Read the listing and extract each line that includes the word "bullet".

———

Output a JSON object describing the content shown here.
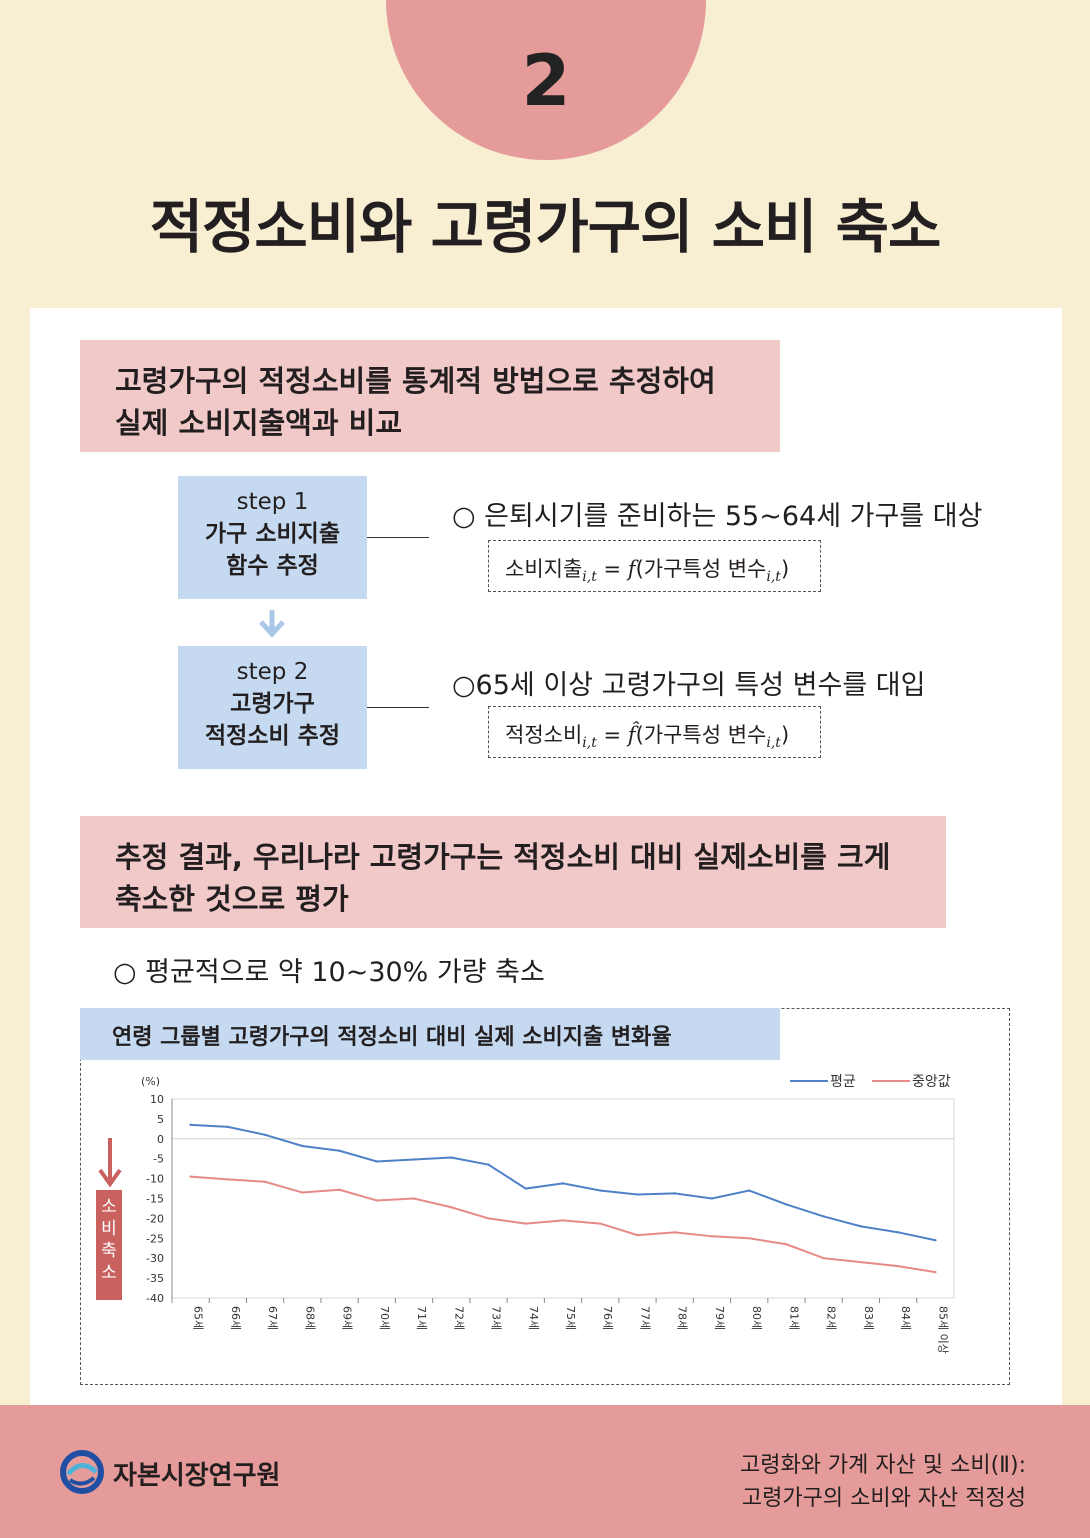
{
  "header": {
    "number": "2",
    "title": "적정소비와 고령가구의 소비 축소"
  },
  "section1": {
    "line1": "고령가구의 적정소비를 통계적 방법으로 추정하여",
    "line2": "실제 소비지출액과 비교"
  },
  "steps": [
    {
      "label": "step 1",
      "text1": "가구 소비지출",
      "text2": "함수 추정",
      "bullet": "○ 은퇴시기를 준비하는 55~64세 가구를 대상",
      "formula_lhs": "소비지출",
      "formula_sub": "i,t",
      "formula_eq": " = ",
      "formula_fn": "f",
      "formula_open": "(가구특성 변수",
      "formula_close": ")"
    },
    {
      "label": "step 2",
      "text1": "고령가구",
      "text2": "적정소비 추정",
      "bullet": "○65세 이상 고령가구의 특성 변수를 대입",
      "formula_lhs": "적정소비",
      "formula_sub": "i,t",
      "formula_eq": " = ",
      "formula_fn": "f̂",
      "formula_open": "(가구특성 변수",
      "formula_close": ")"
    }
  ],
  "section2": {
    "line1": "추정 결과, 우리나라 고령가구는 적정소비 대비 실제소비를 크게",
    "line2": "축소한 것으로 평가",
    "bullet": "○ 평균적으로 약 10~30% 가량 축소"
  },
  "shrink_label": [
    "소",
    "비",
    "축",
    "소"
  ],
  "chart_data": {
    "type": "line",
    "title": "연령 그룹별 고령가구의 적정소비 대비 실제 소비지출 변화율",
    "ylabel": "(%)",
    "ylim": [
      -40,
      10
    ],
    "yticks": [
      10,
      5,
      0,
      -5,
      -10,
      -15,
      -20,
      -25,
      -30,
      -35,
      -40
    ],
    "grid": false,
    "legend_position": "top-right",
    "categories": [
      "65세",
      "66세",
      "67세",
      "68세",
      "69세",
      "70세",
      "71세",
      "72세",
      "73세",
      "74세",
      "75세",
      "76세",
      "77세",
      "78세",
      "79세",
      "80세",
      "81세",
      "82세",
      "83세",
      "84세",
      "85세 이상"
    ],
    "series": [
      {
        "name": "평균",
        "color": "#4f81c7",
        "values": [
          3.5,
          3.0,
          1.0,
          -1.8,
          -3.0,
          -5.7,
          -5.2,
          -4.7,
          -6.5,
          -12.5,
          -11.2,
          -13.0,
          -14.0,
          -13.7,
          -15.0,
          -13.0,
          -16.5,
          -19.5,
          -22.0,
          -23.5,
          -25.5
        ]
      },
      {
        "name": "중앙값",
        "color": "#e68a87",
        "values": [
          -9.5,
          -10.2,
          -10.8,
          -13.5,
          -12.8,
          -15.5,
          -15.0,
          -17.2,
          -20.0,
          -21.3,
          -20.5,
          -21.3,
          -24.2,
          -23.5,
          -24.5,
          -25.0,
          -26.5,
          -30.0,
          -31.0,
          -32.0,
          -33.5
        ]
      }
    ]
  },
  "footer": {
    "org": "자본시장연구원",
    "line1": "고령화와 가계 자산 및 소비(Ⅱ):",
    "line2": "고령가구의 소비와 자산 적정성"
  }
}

———

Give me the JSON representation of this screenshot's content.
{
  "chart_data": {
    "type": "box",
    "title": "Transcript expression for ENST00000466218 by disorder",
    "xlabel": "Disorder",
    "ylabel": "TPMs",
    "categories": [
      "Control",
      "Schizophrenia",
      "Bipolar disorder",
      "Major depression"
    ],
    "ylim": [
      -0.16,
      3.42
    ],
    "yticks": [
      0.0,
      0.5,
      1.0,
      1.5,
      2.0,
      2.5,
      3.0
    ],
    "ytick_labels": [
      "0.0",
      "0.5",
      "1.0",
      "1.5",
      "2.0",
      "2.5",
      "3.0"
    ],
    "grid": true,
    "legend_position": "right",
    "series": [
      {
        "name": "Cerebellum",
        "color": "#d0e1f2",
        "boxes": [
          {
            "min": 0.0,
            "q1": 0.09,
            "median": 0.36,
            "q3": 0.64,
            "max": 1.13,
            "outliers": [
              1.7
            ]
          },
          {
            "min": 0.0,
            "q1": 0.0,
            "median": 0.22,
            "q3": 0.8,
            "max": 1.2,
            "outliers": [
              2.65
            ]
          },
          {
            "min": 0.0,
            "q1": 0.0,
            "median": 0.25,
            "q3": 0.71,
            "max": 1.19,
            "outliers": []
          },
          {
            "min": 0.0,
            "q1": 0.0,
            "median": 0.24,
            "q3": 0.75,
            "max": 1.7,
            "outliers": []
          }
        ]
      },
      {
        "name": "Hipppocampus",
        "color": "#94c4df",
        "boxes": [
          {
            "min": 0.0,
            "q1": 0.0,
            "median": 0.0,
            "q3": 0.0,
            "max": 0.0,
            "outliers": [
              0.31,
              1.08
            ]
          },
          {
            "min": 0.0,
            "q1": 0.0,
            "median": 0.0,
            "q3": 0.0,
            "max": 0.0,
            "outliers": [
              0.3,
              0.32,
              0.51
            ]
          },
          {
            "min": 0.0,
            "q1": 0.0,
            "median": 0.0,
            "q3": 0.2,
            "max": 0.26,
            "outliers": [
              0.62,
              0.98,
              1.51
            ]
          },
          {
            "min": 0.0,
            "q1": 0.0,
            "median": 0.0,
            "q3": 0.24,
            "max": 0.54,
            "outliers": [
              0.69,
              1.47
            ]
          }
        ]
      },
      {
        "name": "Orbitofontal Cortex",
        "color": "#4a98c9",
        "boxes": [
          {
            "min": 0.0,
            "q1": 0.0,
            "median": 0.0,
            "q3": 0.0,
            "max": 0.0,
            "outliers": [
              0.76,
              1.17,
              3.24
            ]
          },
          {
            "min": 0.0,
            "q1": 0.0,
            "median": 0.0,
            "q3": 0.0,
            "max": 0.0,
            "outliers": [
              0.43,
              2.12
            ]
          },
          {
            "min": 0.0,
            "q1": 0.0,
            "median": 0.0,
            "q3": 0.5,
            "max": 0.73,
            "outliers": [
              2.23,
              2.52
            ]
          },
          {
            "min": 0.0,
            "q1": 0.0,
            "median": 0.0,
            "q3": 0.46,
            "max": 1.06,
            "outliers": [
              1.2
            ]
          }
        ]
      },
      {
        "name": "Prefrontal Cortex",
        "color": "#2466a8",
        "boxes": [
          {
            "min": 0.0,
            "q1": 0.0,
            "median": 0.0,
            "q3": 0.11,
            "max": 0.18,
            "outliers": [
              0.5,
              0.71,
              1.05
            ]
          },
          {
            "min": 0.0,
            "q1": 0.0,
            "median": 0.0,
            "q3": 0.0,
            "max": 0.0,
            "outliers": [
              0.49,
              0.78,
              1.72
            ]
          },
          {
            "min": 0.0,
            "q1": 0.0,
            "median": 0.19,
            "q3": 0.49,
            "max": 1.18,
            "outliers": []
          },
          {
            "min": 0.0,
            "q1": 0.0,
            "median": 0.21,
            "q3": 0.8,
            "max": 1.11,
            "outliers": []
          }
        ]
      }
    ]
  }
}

———

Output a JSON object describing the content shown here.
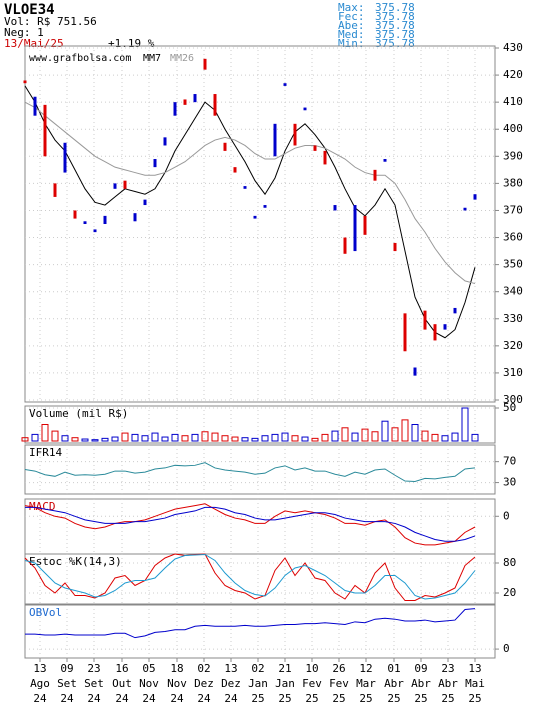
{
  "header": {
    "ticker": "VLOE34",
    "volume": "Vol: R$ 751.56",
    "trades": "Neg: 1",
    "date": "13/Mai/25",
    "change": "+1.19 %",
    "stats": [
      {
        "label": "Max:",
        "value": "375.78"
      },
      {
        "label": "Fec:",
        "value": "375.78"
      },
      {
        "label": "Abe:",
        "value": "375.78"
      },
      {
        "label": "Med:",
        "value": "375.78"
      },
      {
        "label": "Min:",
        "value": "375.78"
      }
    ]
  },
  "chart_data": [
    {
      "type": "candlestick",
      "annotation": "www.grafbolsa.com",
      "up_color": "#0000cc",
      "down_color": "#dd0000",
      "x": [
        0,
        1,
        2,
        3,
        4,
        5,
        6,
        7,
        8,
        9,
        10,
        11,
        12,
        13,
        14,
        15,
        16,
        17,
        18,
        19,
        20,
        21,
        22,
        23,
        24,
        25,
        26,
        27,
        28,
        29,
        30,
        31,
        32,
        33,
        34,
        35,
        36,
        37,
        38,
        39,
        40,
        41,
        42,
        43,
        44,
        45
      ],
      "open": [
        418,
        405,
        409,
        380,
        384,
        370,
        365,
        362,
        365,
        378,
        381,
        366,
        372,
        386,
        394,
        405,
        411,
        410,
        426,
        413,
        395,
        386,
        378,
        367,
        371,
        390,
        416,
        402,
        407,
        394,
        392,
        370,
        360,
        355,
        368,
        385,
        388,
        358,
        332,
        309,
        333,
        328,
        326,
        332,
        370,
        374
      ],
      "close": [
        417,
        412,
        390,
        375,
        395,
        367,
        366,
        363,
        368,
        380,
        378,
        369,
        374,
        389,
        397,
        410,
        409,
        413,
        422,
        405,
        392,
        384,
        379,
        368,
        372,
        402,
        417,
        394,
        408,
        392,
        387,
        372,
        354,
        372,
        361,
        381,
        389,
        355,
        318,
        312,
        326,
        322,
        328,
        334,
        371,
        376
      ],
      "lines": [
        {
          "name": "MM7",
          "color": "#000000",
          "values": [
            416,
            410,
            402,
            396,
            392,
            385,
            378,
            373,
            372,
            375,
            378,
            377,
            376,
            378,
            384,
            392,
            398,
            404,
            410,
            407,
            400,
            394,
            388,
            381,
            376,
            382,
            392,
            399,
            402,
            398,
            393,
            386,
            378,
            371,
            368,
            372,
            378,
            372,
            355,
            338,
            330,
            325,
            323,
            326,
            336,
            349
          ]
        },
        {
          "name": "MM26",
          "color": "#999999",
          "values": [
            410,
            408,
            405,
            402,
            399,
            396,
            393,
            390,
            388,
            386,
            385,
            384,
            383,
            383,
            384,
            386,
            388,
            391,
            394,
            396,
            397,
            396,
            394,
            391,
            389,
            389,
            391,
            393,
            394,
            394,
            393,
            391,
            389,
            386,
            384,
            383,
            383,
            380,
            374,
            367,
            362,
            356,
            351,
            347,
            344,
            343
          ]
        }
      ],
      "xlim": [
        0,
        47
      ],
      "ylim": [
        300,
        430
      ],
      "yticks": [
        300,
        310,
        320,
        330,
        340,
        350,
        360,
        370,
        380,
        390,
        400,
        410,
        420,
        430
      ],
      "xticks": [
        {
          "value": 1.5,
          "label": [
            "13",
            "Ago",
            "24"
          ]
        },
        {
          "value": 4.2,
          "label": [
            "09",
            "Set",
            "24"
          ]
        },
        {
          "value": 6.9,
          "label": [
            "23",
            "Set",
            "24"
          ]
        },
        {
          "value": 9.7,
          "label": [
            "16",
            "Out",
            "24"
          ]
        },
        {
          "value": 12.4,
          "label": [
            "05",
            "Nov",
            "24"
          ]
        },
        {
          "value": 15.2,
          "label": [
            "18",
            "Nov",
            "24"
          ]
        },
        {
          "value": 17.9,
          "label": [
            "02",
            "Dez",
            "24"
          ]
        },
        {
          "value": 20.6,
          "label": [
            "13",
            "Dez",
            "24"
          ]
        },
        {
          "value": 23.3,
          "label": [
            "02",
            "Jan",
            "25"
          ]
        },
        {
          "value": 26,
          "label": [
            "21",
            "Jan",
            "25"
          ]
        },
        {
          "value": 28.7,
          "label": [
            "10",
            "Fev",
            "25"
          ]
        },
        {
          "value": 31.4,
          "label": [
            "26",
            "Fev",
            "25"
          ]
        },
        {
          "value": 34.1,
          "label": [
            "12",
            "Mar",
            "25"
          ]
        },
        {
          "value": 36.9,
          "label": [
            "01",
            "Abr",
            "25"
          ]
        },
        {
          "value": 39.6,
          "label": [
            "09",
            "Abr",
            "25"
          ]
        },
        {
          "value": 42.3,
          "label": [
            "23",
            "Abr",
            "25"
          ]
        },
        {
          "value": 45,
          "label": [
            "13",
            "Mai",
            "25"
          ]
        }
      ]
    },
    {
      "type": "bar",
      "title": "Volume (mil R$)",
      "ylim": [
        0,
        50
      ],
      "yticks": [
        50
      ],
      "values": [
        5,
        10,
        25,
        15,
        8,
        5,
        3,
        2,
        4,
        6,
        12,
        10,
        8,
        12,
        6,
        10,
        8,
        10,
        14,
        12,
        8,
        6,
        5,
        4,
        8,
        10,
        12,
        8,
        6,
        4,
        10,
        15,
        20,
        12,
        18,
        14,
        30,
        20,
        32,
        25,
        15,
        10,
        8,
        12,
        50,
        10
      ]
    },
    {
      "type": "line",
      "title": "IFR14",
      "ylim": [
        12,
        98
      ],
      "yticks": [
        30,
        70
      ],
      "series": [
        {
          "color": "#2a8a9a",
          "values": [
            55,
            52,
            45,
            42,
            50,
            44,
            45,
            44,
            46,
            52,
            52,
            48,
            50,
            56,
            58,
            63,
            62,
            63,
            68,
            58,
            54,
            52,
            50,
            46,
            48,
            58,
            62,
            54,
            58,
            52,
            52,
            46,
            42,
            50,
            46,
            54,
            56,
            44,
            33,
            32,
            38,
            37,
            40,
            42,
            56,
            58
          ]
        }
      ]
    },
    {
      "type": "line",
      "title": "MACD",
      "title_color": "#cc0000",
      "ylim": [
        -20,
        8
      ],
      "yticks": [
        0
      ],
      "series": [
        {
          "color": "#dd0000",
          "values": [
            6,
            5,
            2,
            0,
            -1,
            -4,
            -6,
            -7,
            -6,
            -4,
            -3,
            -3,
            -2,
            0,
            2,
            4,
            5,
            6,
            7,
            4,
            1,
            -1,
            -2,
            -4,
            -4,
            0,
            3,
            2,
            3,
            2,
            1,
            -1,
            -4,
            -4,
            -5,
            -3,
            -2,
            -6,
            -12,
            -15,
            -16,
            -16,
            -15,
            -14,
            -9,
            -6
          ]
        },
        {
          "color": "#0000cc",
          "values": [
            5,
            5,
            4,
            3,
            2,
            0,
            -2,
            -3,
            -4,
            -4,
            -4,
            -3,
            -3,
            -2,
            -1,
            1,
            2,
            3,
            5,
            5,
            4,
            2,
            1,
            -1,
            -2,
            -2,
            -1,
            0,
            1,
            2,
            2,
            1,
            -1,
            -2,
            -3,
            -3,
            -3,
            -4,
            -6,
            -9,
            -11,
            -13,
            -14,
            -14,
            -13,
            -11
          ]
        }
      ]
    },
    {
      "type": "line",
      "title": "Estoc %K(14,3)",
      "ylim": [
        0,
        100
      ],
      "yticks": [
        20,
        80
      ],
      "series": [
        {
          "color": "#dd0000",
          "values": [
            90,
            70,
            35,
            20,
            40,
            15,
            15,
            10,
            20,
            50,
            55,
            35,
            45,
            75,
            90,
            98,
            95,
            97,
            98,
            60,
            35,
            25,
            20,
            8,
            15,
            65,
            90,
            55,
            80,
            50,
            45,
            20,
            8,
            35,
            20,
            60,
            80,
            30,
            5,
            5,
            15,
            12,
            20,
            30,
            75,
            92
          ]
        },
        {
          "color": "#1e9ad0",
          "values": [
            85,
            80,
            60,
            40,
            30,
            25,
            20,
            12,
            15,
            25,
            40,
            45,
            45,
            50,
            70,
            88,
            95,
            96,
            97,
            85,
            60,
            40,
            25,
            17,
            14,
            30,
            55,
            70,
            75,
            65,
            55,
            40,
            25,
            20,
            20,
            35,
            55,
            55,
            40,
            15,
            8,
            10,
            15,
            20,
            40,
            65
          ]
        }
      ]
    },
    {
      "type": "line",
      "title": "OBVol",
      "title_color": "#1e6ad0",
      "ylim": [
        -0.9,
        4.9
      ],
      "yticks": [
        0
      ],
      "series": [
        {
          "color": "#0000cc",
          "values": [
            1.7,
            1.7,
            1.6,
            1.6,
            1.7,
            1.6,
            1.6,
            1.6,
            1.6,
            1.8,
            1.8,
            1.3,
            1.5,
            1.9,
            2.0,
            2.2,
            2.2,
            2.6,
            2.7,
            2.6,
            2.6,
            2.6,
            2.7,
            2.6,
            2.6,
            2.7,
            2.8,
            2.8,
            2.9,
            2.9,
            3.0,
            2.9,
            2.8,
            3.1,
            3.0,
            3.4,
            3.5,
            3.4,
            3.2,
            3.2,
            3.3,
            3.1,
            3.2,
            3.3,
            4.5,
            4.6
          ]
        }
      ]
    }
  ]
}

———

• _Reply_
      "bullet": "○ 은퇴시기를 준비하는 55~64세 가구를 대상",
      "bullet": "○65세 이상 고령가구의 특성 변수를 대입",
    "bullet": "○ 평균적으로 약 10~30% 가량 축소"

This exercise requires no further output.